Entries from a visual dataset
+-------+

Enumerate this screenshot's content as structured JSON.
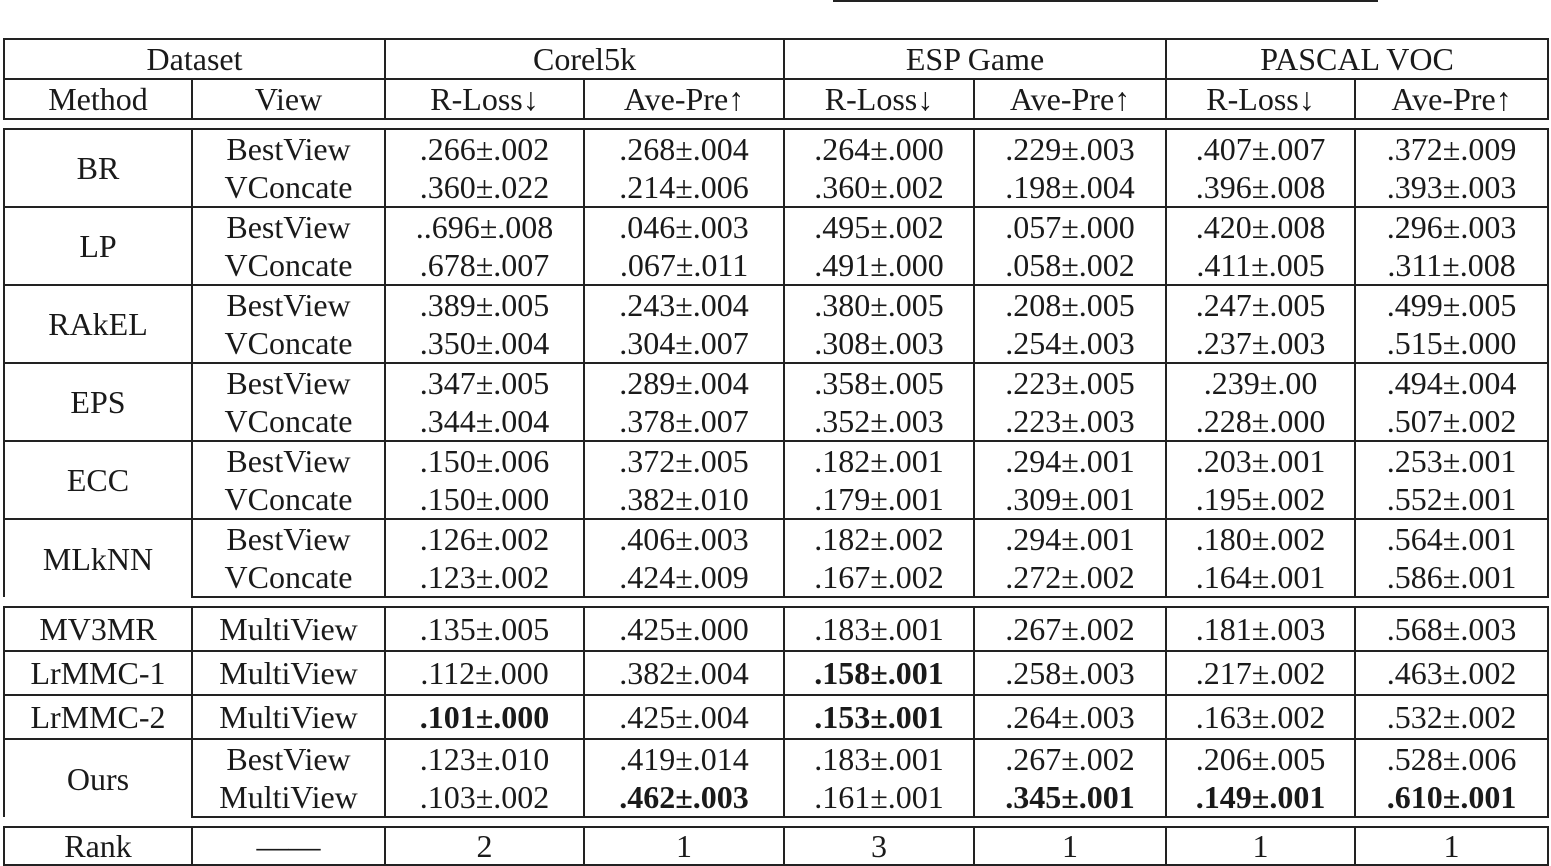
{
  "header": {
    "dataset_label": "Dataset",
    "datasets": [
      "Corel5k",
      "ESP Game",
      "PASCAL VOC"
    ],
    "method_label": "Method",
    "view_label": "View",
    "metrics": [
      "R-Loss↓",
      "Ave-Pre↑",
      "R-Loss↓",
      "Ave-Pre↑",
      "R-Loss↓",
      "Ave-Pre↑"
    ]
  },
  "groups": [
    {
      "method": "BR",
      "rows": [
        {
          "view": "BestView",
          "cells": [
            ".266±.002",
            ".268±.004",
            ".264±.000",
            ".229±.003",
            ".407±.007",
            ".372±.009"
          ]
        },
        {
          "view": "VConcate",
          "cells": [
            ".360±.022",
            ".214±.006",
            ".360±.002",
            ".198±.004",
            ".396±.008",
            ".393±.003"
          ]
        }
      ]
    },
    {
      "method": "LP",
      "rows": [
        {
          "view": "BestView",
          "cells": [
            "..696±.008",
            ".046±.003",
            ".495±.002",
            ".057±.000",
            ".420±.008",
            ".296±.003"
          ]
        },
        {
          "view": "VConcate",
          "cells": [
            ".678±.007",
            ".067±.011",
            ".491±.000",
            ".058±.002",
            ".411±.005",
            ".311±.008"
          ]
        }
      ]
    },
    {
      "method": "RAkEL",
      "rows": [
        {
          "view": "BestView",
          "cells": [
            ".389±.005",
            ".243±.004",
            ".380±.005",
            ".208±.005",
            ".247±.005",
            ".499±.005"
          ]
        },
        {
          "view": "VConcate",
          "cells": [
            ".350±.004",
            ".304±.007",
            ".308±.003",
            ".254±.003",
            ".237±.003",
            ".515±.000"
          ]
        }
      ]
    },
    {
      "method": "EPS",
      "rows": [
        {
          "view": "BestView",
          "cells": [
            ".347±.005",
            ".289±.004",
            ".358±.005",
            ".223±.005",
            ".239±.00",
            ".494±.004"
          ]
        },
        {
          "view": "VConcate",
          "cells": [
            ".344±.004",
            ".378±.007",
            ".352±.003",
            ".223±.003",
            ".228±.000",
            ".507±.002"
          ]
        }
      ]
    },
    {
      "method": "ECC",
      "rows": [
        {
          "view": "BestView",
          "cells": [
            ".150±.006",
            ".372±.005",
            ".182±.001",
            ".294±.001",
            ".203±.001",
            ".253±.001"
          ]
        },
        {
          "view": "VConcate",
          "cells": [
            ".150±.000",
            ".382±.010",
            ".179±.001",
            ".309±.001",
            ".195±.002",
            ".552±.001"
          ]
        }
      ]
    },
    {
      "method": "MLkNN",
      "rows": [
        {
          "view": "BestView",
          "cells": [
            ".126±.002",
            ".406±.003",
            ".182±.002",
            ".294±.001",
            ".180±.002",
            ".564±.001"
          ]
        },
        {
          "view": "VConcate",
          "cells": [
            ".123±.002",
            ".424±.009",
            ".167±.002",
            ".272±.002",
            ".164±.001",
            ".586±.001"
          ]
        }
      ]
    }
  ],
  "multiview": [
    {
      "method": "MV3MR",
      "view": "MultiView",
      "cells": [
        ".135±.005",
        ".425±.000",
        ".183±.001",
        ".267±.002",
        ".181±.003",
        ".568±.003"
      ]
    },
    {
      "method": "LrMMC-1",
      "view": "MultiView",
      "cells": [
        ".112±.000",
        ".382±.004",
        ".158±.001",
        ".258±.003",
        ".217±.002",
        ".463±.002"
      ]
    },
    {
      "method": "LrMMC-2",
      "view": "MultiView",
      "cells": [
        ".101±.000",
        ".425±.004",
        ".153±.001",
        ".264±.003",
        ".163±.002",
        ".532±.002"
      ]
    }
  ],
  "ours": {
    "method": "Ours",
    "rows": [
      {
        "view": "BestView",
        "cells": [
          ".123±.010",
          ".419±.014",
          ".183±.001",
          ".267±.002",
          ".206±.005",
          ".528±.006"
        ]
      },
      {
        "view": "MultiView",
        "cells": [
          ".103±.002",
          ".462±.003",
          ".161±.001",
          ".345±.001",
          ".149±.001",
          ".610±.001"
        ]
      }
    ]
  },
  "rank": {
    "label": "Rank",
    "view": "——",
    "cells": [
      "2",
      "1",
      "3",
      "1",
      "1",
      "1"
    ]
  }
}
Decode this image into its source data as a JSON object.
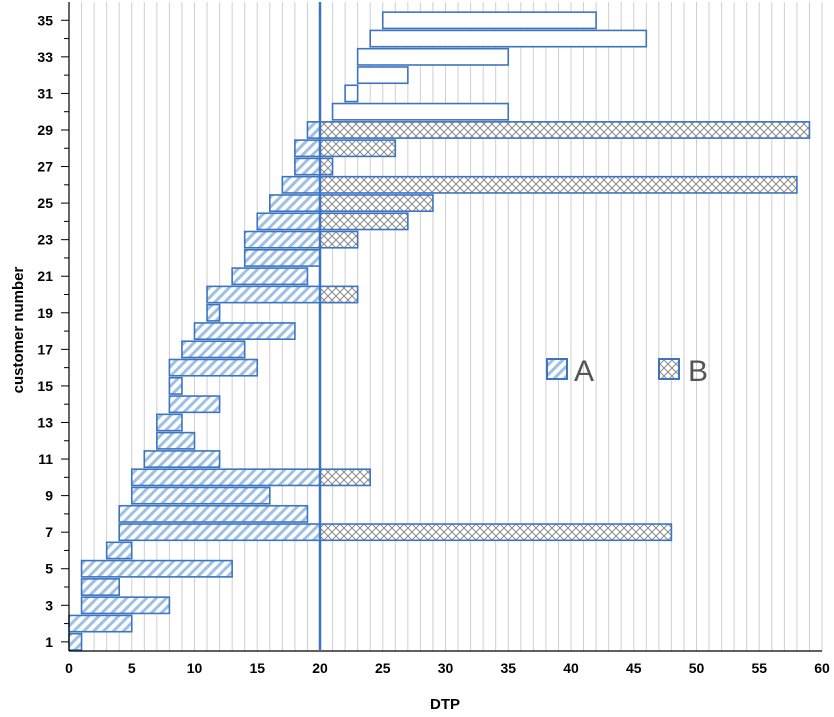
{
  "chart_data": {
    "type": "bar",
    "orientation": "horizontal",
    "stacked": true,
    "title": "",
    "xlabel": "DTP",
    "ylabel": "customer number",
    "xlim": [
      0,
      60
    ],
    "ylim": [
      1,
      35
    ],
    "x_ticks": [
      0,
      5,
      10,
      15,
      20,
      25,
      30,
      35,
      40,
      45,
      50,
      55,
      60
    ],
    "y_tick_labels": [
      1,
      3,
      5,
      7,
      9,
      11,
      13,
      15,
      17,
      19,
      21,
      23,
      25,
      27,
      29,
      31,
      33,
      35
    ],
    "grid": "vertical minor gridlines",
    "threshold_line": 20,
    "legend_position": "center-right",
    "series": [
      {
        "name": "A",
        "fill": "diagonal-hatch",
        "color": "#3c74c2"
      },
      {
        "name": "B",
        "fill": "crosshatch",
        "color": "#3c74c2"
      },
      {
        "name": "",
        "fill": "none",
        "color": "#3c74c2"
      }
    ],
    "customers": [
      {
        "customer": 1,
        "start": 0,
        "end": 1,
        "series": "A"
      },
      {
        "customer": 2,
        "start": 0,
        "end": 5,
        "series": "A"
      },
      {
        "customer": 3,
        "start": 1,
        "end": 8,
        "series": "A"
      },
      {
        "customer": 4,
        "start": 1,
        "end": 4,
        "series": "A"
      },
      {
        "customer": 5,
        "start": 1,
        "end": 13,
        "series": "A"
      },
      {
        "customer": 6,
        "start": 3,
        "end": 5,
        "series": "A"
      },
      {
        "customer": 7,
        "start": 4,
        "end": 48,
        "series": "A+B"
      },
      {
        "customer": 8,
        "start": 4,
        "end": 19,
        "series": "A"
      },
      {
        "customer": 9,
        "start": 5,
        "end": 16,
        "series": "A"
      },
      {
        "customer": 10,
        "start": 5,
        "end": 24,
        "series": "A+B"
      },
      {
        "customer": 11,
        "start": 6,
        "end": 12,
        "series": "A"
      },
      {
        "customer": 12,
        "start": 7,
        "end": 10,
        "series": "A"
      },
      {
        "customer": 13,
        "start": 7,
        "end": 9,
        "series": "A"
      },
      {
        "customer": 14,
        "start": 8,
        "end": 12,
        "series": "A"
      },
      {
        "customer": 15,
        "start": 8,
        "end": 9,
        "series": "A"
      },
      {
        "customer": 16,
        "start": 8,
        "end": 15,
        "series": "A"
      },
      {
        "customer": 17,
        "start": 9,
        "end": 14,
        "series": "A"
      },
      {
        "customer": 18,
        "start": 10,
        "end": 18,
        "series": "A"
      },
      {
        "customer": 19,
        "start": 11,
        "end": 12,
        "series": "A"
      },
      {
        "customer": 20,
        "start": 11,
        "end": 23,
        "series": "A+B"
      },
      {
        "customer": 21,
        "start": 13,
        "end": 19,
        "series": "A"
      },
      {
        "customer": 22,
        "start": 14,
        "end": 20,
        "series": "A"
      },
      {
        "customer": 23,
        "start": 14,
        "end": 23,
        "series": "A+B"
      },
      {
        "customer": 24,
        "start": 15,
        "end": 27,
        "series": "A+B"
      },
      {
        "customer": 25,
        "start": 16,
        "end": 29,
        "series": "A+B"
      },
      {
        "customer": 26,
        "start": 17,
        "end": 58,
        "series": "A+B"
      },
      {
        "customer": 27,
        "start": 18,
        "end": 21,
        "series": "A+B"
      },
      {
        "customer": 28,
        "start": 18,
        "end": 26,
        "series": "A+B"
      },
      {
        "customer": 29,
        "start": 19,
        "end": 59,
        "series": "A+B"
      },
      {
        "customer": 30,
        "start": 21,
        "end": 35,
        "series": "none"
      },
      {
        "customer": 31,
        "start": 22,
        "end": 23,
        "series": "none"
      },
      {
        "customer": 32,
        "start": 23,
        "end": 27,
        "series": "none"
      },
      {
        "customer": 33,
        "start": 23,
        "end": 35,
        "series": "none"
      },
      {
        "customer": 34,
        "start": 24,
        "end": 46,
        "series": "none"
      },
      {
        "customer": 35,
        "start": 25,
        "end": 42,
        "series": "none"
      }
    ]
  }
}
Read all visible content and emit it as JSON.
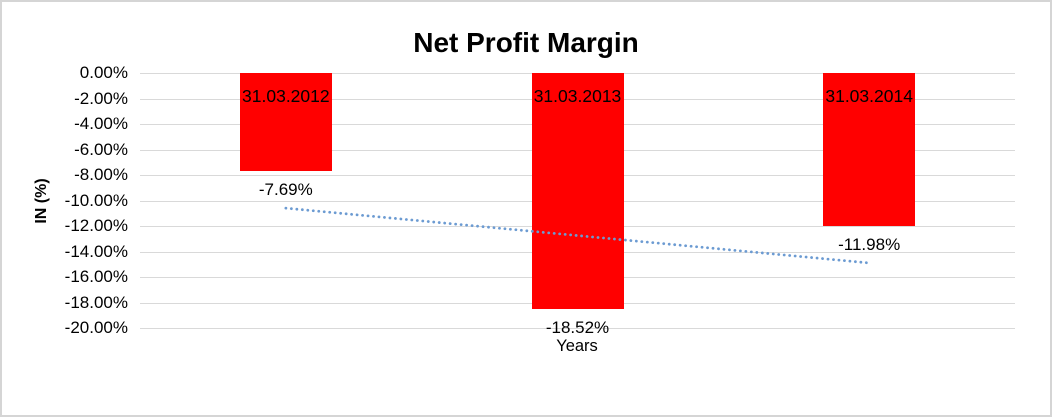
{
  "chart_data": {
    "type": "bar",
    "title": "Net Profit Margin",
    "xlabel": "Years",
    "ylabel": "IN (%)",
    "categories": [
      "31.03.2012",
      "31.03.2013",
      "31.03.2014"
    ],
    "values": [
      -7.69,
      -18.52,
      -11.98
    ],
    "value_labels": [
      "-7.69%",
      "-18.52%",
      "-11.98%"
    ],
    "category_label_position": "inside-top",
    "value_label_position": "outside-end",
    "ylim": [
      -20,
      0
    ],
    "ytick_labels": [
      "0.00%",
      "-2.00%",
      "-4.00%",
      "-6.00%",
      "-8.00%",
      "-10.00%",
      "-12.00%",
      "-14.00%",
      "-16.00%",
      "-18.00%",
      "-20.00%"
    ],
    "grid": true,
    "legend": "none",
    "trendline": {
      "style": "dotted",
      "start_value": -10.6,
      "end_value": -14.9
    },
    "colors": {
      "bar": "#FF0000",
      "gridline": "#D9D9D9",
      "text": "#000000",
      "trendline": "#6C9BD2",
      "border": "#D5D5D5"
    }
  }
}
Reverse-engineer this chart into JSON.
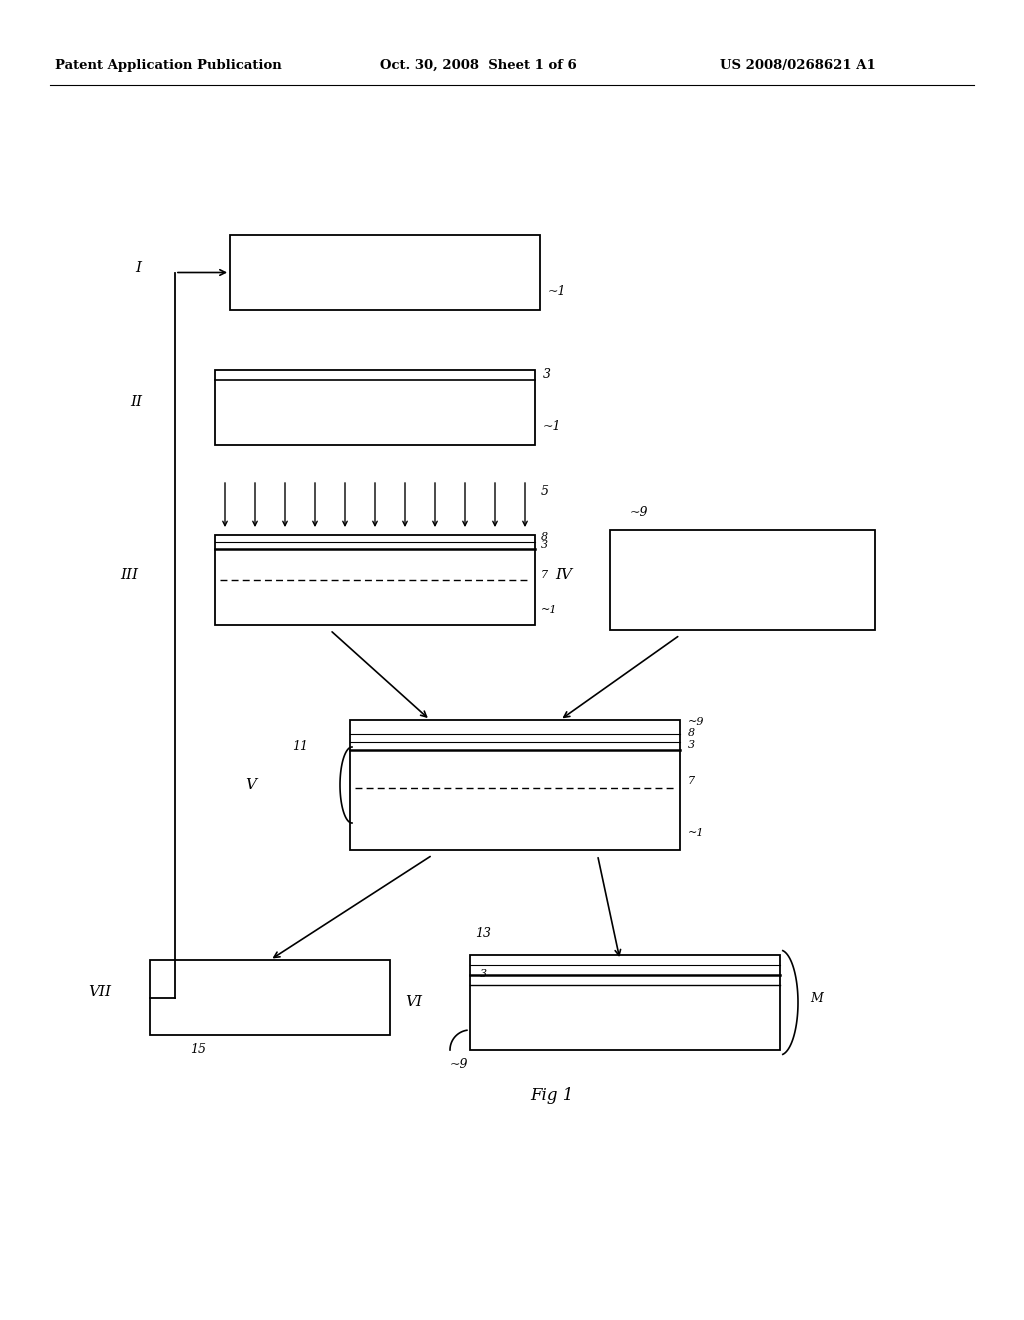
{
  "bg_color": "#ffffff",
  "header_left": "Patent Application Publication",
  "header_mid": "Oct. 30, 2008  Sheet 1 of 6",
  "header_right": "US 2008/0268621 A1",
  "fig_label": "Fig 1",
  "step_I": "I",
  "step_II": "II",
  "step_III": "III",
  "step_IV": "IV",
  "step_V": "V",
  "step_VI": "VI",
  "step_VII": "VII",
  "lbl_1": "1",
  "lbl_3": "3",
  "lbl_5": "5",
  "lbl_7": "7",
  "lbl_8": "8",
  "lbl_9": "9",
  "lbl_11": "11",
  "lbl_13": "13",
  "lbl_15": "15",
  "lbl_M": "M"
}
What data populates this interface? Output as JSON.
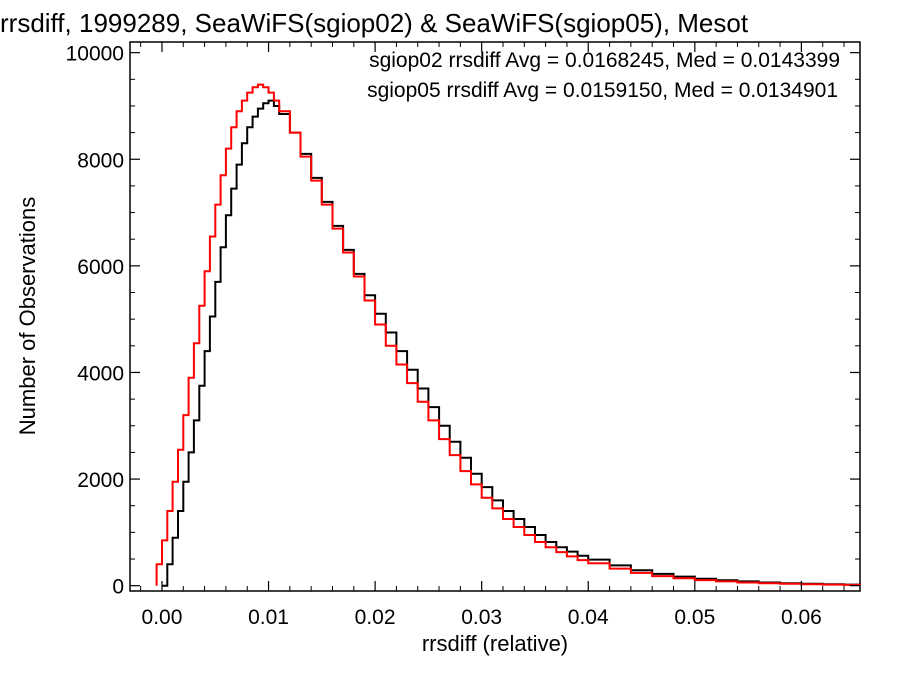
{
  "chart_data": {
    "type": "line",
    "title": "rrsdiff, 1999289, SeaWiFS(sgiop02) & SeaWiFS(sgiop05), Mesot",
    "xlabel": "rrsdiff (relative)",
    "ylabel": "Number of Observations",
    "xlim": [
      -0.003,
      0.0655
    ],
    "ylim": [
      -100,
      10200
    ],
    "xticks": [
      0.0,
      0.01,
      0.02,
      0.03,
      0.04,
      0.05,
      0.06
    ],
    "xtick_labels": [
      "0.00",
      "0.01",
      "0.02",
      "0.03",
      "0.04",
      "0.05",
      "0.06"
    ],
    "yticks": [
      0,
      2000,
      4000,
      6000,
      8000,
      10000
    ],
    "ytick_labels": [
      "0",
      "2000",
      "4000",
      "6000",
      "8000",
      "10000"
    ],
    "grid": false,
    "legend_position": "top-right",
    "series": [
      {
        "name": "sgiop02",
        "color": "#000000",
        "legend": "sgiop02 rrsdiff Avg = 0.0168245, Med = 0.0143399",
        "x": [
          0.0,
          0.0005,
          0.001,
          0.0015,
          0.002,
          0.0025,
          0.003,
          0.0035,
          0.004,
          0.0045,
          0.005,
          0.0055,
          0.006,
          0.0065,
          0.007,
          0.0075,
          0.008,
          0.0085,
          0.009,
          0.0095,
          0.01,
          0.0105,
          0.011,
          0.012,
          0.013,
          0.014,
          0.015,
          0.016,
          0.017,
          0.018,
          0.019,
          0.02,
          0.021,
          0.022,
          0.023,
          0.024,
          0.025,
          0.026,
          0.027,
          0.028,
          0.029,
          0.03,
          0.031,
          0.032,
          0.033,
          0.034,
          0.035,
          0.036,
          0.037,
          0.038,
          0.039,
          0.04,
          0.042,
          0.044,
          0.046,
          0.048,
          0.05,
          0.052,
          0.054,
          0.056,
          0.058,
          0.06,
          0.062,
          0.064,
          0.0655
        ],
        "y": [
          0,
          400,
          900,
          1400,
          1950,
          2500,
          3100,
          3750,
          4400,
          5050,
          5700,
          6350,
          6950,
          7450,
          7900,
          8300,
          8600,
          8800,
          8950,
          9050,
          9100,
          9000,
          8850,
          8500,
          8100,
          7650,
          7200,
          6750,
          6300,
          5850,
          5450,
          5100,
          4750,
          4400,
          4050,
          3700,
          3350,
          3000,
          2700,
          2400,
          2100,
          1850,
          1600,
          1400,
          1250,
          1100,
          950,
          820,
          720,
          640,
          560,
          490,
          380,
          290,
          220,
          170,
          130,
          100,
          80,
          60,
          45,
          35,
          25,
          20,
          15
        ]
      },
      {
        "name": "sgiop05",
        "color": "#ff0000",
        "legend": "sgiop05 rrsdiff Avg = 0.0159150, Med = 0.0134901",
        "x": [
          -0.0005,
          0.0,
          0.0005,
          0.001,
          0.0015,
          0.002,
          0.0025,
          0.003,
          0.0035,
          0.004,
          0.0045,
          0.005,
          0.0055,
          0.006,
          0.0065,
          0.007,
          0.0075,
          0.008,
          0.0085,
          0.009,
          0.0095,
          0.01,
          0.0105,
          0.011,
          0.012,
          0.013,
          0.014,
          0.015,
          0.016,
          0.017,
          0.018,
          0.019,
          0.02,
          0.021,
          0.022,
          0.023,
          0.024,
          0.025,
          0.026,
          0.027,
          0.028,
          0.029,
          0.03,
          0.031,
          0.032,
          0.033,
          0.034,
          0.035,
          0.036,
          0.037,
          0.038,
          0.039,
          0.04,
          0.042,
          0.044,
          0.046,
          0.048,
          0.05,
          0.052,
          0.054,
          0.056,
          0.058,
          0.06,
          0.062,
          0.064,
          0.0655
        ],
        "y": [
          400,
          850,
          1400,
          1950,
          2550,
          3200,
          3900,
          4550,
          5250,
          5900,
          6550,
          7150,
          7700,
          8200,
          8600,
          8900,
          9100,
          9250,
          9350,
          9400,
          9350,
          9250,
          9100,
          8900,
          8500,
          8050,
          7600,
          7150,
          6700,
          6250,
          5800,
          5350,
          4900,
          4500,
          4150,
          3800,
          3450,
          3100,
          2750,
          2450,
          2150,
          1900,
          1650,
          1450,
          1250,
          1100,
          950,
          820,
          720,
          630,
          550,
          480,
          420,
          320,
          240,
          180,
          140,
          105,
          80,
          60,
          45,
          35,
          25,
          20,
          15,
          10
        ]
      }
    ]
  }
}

+-------+

* [Job]:
Look through the data above. Each line containing the word "fill" needs to be copied.

* [Exercise result]:
        "fill": "diagonal-hatch",
        "fill": "crosshatch",
        "fill": "none",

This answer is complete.